---- Record extracts

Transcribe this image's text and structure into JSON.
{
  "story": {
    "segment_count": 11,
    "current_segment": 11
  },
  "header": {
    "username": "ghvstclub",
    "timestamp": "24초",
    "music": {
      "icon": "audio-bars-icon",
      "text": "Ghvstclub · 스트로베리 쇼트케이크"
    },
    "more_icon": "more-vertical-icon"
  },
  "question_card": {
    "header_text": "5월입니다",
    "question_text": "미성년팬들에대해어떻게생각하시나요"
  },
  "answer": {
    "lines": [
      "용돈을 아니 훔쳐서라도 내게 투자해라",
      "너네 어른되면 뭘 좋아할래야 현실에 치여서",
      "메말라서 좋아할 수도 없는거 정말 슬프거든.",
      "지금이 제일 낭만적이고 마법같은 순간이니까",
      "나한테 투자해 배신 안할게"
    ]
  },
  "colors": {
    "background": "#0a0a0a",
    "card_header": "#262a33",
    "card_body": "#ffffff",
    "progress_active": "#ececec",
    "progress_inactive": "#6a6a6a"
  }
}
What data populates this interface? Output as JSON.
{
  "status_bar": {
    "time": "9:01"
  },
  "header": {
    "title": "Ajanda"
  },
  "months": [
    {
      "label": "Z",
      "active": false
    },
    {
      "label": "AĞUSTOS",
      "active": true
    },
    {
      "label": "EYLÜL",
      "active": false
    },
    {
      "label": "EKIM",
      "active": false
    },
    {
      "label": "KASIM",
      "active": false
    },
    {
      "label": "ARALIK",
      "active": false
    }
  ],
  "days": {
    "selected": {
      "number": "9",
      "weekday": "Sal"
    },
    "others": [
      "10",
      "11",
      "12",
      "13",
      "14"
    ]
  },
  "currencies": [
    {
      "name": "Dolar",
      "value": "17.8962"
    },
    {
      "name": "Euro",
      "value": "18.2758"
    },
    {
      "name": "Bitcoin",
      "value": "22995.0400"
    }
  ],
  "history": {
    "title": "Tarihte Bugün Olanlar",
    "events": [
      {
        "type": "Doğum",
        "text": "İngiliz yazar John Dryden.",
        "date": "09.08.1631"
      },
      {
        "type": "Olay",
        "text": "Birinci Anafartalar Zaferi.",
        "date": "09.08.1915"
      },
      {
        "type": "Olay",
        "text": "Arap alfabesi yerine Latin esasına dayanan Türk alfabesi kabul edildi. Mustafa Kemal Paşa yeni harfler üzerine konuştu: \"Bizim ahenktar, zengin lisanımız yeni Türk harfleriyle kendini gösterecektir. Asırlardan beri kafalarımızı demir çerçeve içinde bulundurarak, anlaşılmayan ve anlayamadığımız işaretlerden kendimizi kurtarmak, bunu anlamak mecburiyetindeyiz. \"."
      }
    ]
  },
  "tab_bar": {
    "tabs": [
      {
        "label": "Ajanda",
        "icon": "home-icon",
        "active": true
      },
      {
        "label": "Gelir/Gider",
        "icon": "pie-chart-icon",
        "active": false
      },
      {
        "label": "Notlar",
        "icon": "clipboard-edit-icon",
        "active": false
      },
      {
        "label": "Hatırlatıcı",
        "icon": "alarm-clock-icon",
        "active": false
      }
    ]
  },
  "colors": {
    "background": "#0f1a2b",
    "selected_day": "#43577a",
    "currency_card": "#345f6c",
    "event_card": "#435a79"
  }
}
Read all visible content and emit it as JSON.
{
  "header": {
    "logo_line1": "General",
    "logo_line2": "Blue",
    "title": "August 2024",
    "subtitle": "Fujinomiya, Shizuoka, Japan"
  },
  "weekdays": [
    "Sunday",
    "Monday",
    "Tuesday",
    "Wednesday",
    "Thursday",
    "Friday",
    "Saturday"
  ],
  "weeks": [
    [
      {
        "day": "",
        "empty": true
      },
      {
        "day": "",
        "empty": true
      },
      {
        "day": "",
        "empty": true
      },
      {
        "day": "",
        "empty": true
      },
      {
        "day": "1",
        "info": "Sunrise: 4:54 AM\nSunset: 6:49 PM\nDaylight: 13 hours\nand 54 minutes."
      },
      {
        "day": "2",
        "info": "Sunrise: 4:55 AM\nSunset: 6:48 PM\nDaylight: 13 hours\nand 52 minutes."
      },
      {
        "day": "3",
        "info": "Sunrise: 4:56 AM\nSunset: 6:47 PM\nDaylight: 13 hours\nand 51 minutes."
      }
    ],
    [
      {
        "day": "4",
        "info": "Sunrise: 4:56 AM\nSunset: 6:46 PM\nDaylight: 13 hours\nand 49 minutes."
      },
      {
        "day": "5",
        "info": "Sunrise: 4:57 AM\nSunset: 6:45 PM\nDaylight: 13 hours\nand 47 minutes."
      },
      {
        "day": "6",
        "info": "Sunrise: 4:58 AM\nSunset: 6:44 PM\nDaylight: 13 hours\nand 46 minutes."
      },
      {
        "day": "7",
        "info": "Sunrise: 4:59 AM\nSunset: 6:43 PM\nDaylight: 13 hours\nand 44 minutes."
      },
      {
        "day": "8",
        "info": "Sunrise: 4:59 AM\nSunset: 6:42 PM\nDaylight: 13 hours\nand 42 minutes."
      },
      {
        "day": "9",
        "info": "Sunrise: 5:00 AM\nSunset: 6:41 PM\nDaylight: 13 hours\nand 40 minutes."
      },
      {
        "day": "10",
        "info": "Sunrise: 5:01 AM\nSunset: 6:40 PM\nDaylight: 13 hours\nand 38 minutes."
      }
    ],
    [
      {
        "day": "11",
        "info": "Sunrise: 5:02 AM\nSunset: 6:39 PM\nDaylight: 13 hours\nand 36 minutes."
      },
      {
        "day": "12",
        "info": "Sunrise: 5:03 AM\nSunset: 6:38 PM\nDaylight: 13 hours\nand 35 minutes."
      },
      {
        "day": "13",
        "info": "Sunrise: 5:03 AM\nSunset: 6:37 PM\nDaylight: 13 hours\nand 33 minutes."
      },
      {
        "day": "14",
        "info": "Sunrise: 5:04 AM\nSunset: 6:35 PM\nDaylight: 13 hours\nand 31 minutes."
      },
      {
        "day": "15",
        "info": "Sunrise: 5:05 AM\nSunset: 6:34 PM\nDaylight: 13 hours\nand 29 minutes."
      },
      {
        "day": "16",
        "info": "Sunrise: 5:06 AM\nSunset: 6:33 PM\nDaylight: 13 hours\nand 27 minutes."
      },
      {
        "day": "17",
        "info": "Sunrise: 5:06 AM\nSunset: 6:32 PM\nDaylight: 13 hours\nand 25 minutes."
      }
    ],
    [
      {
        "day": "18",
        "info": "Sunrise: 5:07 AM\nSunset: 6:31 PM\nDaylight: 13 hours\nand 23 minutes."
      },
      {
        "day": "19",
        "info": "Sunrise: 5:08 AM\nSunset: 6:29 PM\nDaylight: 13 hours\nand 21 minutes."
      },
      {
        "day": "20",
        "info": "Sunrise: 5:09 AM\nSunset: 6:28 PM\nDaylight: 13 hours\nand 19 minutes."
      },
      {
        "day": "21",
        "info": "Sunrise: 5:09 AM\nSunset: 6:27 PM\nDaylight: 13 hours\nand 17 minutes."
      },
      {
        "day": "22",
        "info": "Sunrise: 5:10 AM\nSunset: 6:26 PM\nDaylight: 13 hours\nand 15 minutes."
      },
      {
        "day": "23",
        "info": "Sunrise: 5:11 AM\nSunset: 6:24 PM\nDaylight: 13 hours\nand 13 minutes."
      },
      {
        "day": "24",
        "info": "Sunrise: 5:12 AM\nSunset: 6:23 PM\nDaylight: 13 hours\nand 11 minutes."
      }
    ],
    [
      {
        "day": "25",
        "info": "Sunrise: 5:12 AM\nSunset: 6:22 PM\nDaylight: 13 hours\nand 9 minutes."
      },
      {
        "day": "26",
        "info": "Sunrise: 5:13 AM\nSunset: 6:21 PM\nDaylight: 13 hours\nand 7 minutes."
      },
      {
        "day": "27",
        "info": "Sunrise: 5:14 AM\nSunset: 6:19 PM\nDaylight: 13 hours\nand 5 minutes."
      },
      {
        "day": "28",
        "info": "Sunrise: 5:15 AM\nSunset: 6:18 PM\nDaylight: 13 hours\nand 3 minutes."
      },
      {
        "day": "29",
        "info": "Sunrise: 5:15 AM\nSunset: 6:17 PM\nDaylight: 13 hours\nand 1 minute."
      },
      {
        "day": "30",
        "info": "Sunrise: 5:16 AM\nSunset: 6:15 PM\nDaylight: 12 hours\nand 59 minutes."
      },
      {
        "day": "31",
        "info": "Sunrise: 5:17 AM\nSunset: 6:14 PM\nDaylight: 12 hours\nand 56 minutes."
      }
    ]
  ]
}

--------

Directions: Identify which lines contain the word "label" and copy each one.

Exercise result:
      "label": "Z",
      "label": "AĞUSTOS",
      "label": "EYLÜL",
      "label": "EKIM",
      "label": "KASIM",
      "label": "ARALIK",
        "label": "Ajanda",
        "label": "Gelir/Gider",
        "label": "Notlar",
        "label": "Hatırlatıcı",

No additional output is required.